Goal> Report how many lines below contain the word "intérêt". Give only the number.

Data provided>
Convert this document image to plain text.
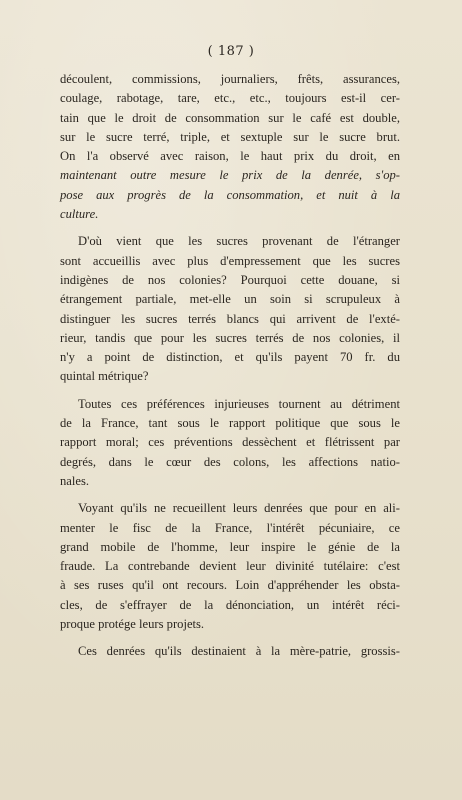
( 187 )
découlent, commissions, journaliers, frêts, assurances,
coulage, rabotage, tare, etc., etc., toujours est-il cer-
tain que le droit de consommation sur le café est double,
sur le sucre terré, triple, et sextuple sur le sucre brut.
On l'a observé avec raison, le haut prix du droit, en
maintenant outre mesure le prix de la denrée, s'op-
pose aux progrès de la consommation, et nuit à la
culture.
D'où vient que les sucres provenant de l'étranger
sont accueillis avec plus d'empressement que les sucres
indigènes de nos colonies? Pourquoi cette douane, si
étrangement partiale, met-elle un soin si scrupuleux à
distinguer les sucres terrés blancs qui arrivent de l'exté-
rieur, tandis que pour les sucres terrés de nos colonies, il
n'y a point de distinction, et qu'ils payent 70 fr. du
quintal métrique?
Toutes ces préférences injurieuses tournent au détriment
de la France, tant sous le rapport politique que sous le
rapport moral; ces préventions dessèchent et flétrissent par
degrés, dans le cœur des colons, les affections natio-
nales.
Voyant qu'ils ne recueillent leurs denrées que pour en ali-
menter le fisc de la France, l'intérêt pécuniaire, ce
grand mobile de l'homme, leur inspire le génie de la
fraude. La contrebande devient leur divinité tutélaire: c'est
à ses ruses qu'il ont recours. Loin d'appréhender les obsta-
cles, de s'effrayer de la dénonciation, un intérêt réci-
proque protége leurs projets.
Ces denrées qu'ils destinaient à la mère-patrie, grossis-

Written answer> 2